■ SET TASK ■
Take all the material and copy it exactly.

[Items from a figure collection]
##############################
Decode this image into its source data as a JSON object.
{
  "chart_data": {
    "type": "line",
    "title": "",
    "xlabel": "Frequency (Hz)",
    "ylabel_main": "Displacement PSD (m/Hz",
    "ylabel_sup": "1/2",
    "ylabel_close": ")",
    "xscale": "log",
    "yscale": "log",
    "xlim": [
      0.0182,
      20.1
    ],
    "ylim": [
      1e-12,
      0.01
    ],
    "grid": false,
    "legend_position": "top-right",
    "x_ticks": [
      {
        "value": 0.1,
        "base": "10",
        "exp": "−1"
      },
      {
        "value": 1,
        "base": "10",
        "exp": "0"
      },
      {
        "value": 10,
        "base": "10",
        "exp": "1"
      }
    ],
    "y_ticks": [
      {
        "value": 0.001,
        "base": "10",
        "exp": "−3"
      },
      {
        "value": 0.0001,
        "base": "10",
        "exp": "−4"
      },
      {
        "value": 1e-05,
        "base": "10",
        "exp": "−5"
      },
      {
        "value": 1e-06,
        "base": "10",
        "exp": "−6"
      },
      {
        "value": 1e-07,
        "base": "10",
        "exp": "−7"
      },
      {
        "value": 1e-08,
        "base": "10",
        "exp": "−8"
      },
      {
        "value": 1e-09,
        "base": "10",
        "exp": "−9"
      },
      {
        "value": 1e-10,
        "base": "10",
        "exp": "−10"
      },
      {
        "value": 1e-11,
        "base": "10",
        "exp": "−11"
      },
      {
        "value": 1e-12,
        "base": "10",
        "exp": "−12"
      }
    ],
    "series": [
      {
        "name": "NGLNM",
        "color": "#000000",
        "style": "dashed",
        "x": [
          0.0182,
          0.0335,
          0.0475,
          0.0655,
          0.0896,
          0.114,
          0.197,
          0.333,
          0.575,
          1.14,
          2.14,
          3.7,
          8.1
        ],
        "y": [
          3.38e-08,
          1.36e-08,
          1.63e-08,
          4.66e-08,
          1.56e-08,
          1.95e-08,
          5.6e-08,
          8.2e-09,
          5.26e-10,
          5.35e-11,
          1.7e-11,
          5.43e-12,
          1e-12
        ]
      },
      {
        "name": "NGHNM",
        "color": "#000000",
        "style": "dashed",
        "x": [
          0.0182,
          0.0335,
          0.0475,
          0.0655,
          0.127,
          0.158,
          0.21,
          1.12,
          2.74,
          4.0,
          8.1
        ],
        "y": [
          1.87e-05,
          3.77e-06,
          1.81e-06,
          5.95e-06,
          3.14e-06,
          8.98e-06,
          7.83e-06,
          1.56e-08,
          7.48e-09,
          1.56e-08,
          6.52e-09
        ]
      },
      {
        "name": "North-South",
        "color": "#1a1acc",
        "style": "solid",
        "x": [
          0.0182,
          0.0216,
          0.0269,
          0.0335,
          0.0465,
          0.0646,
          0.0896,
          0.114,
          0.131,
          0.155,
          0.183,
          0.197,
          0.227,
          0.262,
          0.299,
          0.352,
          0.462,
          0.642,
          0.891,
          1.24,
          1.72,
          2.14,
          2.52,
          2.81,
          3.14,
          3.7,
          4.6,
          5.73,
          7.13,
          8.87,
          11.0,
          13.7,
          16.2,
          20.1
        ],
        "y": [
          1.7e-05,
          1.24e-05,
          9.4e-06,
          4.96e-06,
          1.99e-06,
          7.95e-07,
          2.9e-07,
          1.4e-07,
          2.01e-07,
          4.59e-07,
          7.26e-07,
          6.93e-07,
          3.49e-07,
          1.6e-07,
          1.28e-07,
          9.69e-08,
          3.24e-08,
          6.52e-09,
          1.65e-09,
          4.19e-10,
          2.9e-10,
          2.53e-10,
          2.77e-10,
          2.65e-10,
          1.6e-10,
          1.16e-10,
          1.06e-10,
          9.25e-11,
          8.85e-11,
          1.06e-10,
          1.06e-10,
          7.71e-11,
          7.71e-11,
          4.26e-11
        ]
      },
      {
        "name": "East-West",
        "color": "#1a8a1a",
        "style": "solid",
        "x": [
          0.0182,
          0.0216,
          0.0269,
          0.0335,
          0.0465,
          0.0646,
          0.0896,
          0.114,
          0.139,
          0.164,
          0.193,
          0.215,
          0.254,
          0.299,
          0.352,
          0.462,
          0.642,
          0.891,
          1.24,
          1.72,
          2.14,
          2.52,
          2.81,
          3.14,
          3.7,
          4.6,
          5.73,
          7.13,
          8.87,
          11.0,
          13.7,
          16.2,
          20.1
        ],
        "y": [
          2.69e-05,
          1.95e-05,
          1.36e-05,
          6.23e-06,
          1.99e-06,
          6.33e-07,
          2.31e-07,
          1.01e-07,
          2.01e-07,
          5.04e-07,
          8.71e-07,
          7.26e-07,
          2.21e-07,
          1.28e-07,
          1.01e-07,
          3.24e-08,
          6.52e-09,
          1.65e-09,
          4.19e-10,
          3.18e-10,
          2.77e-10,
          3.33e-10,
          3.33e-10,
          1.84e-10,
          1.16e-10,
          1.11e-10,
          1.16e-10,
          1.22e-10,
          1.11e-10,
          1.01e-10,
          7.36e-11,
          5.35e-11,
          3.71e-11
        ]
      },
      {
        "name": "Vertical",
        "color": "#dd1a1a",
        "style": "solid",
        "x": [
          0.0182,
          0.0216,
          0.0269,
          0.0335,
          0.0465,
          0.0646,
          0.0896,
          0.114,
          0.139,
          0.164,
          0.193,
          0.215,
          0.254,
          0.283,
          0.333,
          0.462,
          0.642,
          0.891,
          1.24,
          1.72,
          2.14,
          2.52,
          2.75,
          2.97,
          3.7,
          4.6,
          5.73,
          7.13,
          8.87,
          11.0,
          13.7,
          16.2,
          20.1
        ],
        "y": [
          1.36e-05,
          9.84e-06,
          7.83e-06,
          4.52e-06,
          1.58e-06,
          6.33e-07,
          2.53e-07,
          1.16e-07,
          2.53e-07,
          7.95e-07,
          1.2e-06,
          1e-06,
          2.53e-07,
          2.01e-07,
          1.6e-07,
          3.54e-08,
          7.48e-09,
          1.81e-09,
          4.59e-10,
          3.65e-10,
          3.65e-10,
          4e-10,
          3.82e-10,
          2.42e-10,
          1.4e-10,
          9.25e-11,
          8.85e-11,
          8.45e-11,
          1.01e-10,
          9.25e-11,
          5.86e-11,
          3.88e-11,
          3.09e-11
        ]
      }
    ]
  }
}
##############################
■ SOLUTION BELOW ■
Decode this image into its source data as a JSON object.
{
  "chart_data": {
    "type": "line",
    "title": "",
    "xlabel": "Frequency (Hz)",
    "ylabel_main": "Displacement PSD (m/Hz",
    "ylabel_sup": "1/2",
    "ylabel_close": ")",
    "xscale": "log",
    "yscale": "log",
    "xlim": [
      0.0182,
      20.1
    ],
    "ylim": [
      1e-12,
      0.01
    ],
    "grid": false,
    "legend_position": "top-right",
    "x_ticks": [
      {
        "value": 0.1,
        "base": "10",
        "exp": "−1"
      },
      {
        "value": 1,
        "base": "10",
        "exp": "0"
      },
      {
        "value": 10,
        "base": "10",
        "exp": "1"
      }
    ],
    "y_ticks": [
      {
        "value": 0.001,
        "base": "10",
        "exp": "−3"
      },
      {
        "value": 0.0001,
        "base": "10",
        "exp": "−4"
      },
      {
        "value": 1e-05,
        "base": "10",
        "exp": "−5"
      },
      {
        "value": 1e-06,
        "base": "10",
        "exp": "−6"
      },
      {
        "value": 1e-07,
        "base": "10",
        "exp": "−7"
      },
      {
        "value": 1e-08,
        "base": "10",
        "exp": "−8"
      },
      {
        "value": 1e-09,
        "base": "10",
        "exp": "−9"
      },
      {
        "value": 1e-10,
        "base": "10",
        "exp": "−10"
      },
      {
        "value": 1e-11,
        "base": "10",
        "exp": "−11"
      },
      {
        "value": 1e-12,
        "base": "10",
        "exp": "−12"
      }
    ],
    "series": [
      {
        "name": "NGLNM",
        "color": "#000000",
        "style": "dashed",
        "x": [
          0.0182,
          0.0335,
          0.0475,
          0.0655,
          0.0896,
          0.114,
          0.197,
          0.333,
          0.575,
          1.14,
          2.14,
          3.7,
          8.1
        ],
        "y": [
          3.38e-08,
          1.36e-08,
          1.63e-08,
          4.66e-08,
          1.56e-08,
          1.95e-08,
          5.6e-08,
          8.2e-09,
          5.26e-10,
          5.35e-11,
          1.7e-11,
          5.43e-12,
          1e-12
        ]
      },
      {
        "name": "NGHNM",
        "color": "#000000",
        "style": "dashed",
        "x": [
          0.0182,
          0.0335,
          0.0475,
          0.0655,
          0.127,
          0.158,
          0.21,
          1.12,
          2.74,
          4.0,
          8.1
        ],
        "y": [
          1.87e-05,
          3.77e-06,
          1.81e-06,
          5.95e-06,
          3.14e-06,
          8.98e-06,
          7.83e-06,
          1.56e-08,
          7.48e-09,
          1.56e-08,
          6.52e-09
        ]
      },
      {
        "name": "North-South",
        "color": "#1a1acc",
        "style": "solid",
        "x": [
          0.0182,
          0.0216,
          0.0269,
          0.0335,
          0.0465,
          0.0646,
          0.0896,
          0.114,
          0.131,
          0.155,
          0.183,
          0.197,
          0.227,
          0.262,
          0.299,
          0.352,
          0.462,
          0.642,
          0.891,
          1.24,
          1.72,
          2.14,
          2.52,
          2.81,
          3.14,
          3.7,
          4.6,
          5.73,
          7.13,
          8.87,
          11.0,
          13.7,
          16.2,
          20.1
        ],
        "y": [
          1.7e-05,
          1.24e-05,
          9.4e-06,
          4.96e-06,
          1.99e-06,
          7.95e-07,
          2.9e-07,
          1.4e-07,
          2.01e-07,
          4.59e-07,
          7.26e-07,
          6.93e-07,
          3.49e-07,
          1.6e-07,
          1.28e-07,
          9.69e-08,
          3.24e-08,
          6.52e-09,
          1.65e-09,
          4.19e-10,
          2.9e-10,
          2.53e-10,
          2.77e-10,
          2.65e-10,
          1.6e-10,
          1.16e-10,
          1.06e-10,
          9.25e-11,
          8.85e-11,
          1.06e-10,
          1.06e-10,
          7.71e-11,
          7.71e-11,
          4.26e-11
        ]
      },
      {
        "name": "East-West",
        "color": "#1a8a1a",
        "style": "solid",
        "x": [
          0.0182,
          0.0216,
          0.0269,
          0.0335,
          0.0465,
          0.0646,
          0.0896,
          0.114,
          0.139,
          0.164,
          0.193,
          0.215,
          0.254,
          0.299,
          0.352,
          0.462,
          0.642,
          0.891,
          1.24,
          1.72,
          2.14,
          2.52,
          2.81,
          3.14,
          3.7,
          4.6,
          5.73,
          7.13,
          8.87,
          11.0,
          13.7,
          16.2,
          20.1
        ],
        "y": [
          2.69e-05,
          1.95e-05,
          1.36e-05,
          6.23e-06,
          1.99e-06,
          6.33e-07,
          2.31e-07,
          1.01e-07,
          2.01e-07,
          5.04e-07,
          8.71e-07,
          7.26e-07,
          2.21e-07,
          1.28e-07,
          1.01e-07,
          3.24e-08,
          6.52e-09,
          1.65e-09,
          4.19e-10,
          3.18e-10,
          2.77e-10,
          3.33e-10,
          3.33e-10,
          1.84e-10,
          1.16e-10,
          1.11e-10,
          1.16e-10,
          1.22e-10,
          1.11e-10,
          1.01e-10,
          7.36e-11,
          5.35e-11,
          3.71e-11
        ]
      },
      {
        "name": "Vertical",
        "color": "#dd1a1a",
        "style": "solid",
        "x": [
          0.0182,
          0.0216,
          0.0269,
          0.0335,
          0.0465,
          0.0646,
          0.0896,
          0.114,
          0.139,
          0.164,
          0.193,
          0.215,
          0.254,
          0.283,
          0.333,
          0.462,
          0.642,
          0.891,
          1.24,
          1.72,
          2.14,
          2.52,
          2.75,
          2.97,
          3.7,
          4.6,
          5.73,
          7.13,
          8.87,
          11.0,
          13.7,
          16.2,
          20.1
        ],
        "y": [
          1.36e-05,
          9.84e-06,
          7.83e-06,
          4.52e-06,
          1.58e-06,
          6.33e-07,
          2.53e-07,
          1.16e-07,
          2.53e-07,
          7.95e-07,
          1.2e-06,
          1e-06,
          2.53e-07,
          2.01e-07,
          1.6e-07,
          3.54e-08,
          7.48e-09,
          1.81e-09,
          4.59e-10,
          3.65e-10,
          3.65e-10,
          4e-10,
          3.82e-10,
          2.42e-10,
          1.4e-10,
          9.25e-11,
          8.85e-11,
          8.45e-11,
          1.01e-10,
          9.25e-11,
          5.86e-11,
          3.88e-11,
          3.09e-11
        ]
      }
    ]
  }
}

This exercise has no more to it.